[STATED TASK]: Return every record exactly as written.

** Begin RECORDS FOR THE TASK **

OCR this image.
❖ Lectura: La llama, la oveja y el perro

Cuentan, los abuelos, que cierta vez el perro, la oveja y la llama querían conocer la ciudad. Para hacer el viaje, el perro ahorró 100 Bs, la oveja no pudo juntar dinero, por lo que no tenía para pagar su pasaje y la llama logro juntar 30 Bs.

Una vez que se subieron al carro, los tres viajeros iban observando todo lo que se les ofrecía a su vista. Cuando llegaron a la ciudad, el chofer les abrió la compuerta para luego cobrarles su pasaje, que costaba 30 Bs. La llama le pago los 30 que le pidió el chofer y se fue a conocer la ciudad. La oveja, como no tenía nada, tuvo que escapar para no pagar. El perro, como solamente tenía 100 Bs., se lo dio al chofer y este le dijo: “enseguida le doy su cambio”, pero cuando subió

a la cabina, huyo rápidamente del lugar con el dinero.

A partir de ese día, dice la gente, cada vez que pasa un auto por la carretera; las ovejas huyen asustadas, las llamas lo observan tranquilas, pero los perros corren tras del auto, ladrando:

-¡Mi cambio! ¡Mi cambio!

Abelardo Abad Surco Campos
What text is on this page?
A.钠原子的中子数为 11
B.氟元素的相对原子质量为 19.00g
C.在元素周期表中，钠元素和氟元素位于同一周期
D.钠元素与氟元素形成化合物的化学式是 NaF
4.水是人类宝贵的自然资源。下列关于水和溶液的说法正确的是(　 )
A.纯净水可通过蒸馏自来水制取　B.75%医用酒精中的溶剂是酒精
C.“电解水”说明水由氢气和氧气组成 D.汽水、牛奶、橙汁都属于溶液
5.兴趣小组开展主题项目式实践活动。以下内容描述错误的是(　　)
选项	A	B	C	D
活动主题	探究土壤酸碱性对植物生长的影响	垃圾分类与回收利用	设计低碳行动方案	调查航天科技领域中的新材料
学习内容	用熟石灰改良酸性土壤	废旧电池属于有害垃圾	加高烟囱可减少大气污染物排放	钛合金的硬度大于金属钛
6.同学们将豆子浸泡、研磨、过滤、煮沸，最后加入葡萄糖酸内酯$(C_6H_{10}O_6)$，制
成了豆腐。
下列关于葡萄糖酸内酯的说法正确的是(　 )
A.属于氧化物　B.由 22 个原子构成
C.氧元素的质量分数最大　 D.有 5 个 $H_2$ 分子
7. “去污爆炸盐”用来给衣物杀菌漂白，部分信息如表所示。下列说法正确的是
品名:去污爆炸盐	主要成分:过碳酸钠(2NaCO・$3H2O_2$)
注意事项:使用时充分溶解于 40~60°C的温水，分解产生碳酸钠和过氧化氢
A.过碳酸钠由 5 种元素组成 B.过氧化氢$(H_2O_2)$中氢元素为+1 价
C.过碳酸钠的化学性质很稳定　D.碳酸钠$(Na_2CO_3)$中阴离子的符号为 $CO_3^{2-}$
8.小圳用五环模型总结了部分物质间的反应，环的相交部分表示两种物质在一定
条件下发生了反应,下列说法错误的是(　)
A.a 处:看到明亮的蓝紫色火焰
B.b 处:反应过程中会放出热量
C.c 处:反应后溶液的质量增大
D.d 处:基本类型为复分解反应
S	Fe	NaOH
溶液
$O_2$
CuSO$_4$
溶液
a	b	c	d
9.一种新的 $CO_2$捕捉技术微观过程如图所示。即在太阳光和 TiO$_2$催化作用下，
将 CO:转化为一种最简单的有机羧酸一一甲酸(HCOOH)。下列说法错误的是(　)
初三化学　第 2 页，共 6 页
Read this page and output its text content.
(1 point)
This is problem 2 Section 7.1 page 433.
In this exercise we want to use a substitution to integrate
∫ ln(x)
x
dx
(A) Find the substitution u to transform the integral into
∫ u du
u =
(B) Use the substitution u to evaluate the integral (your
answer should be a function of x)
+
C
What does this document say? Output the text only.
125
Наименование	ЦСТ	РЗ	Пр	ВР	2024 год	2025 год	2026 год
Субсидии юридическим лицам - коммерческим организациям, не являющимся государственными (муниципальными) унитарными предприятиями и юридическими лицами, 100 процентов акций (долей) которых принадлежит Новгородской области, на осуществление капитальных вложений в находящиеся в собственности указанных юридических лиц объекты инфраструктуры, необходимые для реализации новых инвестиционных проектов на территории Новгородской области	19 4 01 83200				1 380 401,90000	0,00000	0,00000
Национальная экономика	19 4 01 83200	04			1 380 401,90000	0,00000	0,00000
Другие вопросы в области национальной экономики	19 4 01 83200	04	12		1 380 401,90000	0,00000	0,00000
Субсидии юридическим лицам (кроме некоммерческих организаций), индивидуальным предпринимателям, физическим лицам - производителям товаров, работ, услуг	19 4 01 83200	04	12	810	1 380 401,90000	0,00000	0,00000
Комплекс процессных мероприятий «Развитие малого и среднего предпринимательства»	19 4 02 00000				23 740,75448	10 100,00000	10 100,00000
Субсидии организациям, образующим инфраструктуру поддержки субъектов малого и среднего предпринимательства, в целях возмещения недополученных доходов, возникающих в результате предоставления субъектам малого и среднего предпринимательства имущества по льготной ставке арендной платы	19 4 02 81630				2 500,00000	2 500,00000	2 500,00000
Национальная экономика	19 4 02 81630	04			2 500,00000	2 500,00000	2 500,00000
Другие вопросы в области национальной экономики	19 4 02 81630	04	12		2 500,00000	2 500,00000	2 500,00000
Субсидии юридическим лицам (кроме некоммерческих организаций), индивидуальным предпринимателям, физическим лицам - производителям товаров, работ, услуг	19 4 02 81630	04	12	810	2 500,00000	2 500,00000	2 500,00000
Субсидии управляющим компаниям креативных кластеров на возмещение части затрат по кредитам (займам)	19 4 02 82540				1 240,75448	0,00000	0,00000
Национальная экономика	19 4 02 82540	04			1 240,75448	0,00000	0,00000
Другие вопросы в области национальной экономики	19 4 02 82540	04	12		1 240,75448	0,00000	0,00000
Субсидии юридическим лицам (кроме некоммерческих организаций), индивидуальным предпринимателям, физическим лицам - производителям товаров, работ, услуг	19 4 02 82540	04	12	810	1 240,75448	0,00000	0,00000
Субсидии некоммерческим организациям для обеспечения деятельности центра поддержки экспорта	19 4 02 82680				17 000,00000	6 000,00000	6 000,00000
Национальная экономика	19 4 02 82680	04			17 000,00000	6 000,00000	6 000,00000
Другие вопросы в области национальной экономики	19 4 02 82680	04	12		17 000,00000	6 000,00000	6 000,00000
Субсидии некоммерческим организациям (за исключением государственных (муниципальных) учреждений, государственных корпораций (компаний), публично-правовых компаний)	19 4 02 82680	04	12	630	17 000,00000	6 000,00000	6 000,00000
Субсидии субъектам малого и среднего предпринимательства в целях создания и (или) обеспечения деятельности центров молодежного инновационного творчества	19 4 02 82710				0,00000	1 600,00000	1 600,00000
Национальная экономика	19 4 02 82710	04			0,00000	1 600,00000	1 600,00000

** End RECORDS FOR THE TASK **

[COMPLETE RESPONSE]:
OCR this image.
❖ Lectura: La llama, la oveja y el perro

Cuentan, los abuelos, que cierta vez el perro, la oveja y la llama querían conocer la ciudad. Para hacer el viaje, el perro ahorró 100 Bs, la oveja no pudo juntar dinero, por lo que no tenía para pagar su pasaje y la llama logro juntar 30 Bs.

Una vez que se subieron al carro, los tres viajeros iban observando todo lo que se les ofrecía a su vista. Cuando llegaron a la ciudad, el chofer les abrió la compuerta para luego cobrarles su pasaje, que costaba 30 Bs. La llama le pago los 30 que le pidió el chofer y se fue a conocer la ciudad. La oveja, como no tenía nada, tuvo que escapar para no pagar. El perro, como solamente tenía 100 Bs., se lo dio al chofer y este le dijo: “enseguida le doy su cambio”, pero cuando subió

a la cabina, huyo rápidamente del lugar con el dinero.

A partir de ese día, dice la gente, cada vez que pasa un auto por la carretera; las ovejas huyen asustadas, las llamas lo observan tranquilas, pero los perros corren tras del auto, ladrando:

-¡Mi cambio! ¡Mi cambio!

Abelardo Abad Surco Campos
What text is on this page?
A.钠原子的中子数为 11
B.氟元素的相对原子质量为 19.00g
C.在元素周期表中，钠元素和氟元素位于同一周期
D.钠元素与氟元素形成化合物的化学式是 NaF
4.水是人类宝贵的自然资源。下列关于水和溶液的说法正确的是(　 )
A.纯净水可通过蒸馏自来水制取　B.75%医用酒精中的溶剂是酒精
C.“电解水”说明水由氢气和氧气组成 D.汽水、牛奶、橙汁都属于溶液
5.兴趣小组开展主题项目式实践活动。以下内容描述错误的是(　　)
选项	A	B	C	D
活动主题	探究土壤酸碱性对植物生长的影响	垃圾分类与回收利用	设计低碳行动方案	调查航天科技领域中的新材料
学习内容	用熟石灰改良酸性土壤	废旧电池属于有害垃圾	加高烟囱可减少大气污染物排放	钛合金的硬度大于金属钛
6.同学们将豆子浸泡、研磨、过滤、煮沸，最后加入葡萄糖酸内酯$(C_6H_{10}O_6)$，制
成了豆腐。
下列关于葡萄糖酸内酯的说法正确的是(　 )
A.属于氧化物　B.由 22 个原子构成
C.氧元素的质量分数最大　 D.有 5 个 $H_2$ 分子
7. “去污爆炸盐”用来给衣物杀菌漂白，部分信息如表所示。下列说法正确的是
品名:去污爆炸盐	主要成分:过碳酸钠(2NaCO・$3H2O_2$)
注意事项:使用时充分溶解于 40~60°C的温水，分解产生碳酸钠和过氧化氢
A.过碳酸钠由 5 种元素组成 B.过氧化氢$(H_2O_2)$中氢元素为+1 价
C.过碳酸钠的化学性质很稳定　D.碳酸钠$(Na_2CO_3)$中阴离子的符号为 $CO_3^{2-}$
8.小圳用五环模型总结了部分物质间的反应，环的相交部分表示两种物质在一定
条件下发生了反应,下列说法错误的是(　)
A.a 处:看到明亮的蓝紫色火焰
B.b 处:反应过程中会放出热量
C.c 处:反应后溶液的质量增大
D.d 处:基本类型为复分解反应
S	Fe	NaOH
溶液
$O_2$
CuSO$_4$
溶液
a	b	c	d
9.一种新的 $CO_2$捕捉技术微观过程如图所示。即在太阳光和 TiO$_2$催化作用下，
将 CO:转化为一种最简单的有机羧酸一一甲酸(HCOOH)。下列说法错误的是(　)
初三化学　第 2 页，共 6 页
Read this page and output its text content.
(1 point)
This is problem 2 Section 7.1 page 433.
In this exercise we want to use a substitution to integrate
∫ ln(x)
x
dx
(A) Find the substitution u to transform the integral into
∫ u du
u =
(B) Use the substitution u to evaluate the integral (your
answer should be a function of x)
+
C
What does this document say? Output the text only.
125
Наименование	ЦСТ	РЗ	Пр	ВР	2024 год	2025 год	2026 год
Субсидии юридическим лицам - коммерческим организациям, не являющимся государственными (муниципальными) унитарными предприятиями и юридическими лицами, 100 процентов акций (долей) которых принадлежит Новгородской области, на осуществление капитальных вложений в находящиеся в собственности указанных юридических лиц объекты инфраструктуры, необходимые для реализации новых инвестиционных проектов на территории Новгородской области	19 4 01 83200				1 380 401,90000	0,00000	0,00000
Национальная экономика	19 4 01 83200	04			1 380 401,90000	0,00000	0,00000
Другие вопросы в области национальной экономики	19 4 01 83200	04	12		1 380 401,90000	0,00000	0,00000
Субсидии юридическим лицам (кроме некоммерческих организаций), индивидуальным предпринимателям, физическим лицам - производителям товаров, работ, услуг	19 4 01 83200	04	12	810	1 380 401,90000	0,00000	0,00000
Комплекс процессных мероприятий «Развитие малого и среднего предпринимательства»	19 4 02 00000				23 740,75448	10 100,00000	10 100,00000
Субсидии организациям, образующим инфраструктуру поддержки субъектов малого и среднего предпринимательства, в целях возмещения недополученных доходов, возникающих в результате предоставления субъектам малого и среднего предпринимательства имущества по льготной ставке арендной платы	19 4 02 81630				2 500,00000	2 500,00000	2 500,00000
Национальная экономика	19 4 02 81630	04			2 500,00000	2 500,00000	2 500,00000
Другие вопросы в области национальной экономики	19 4 02 81630	04	12		2 500,00000	2 500,00000	2 500,00000
Субсидии юридическим лицам (кроме некоммерческих организаций), индивидуальным предпринимателям, физическим лицам - производителям товаров, работ, услуг	19 4 02 81630	04	12	810	2 500,00000	2 500,00000	2 500,00000
Субсидии управляющим компаниям креативных кластеров на возмещение части затрат по кредитам (займам)	19 4 02 82540				1 240,75448	0,00000	0,00000
Национальная экономика	19 4 02 82540	04			1 240,75448	0,00000	0,00000
Другие вопросы в области национальной экономики	19 4 02 82540	04	12		1 240,75448	0,00000	0,00000
Субсидии юридическим лицам (кроме некоммерческих организаций), индивидуальным предпринимателям, физическим лицам - производителям товаров, работ, услуг	19 4 02 82540	04	12	810	1 240,75448	0,00000	0,00000
Субсидии некоммерческим организациям для обеспечения деятельности центра поддержки экспорта	19 4 02 82680				17 000,00000	6 000,00000	6 000,00000
Национальная экономика	19 4 02 82680	04			17 000,00000	6 000,00000	6 000,00000
Другие вопросы в области национальной экономики	19 4 02 82680	04	12		17 000,00000	6 000,00000	6 000,00000
Субсидии некоммерческим организациям (за исключением государственных (муниципальных) учреждений, государственных корпораций (компаний), публично-правовых компаний)	19 4 02 82680	04	12	630	17 000,00000	6 000,00000	6 000,00000
Субсидии субъектам малого и среднего предпринимательства в целях создания и (или) обеспечения деятельности центров молодежного инновационного творчества	19 4 02 82710				0,00000	1 600,00000	1 600,00000
Национальная экономика	19 4 02 82710	04			0,00000	1 600,00000	1 600,00000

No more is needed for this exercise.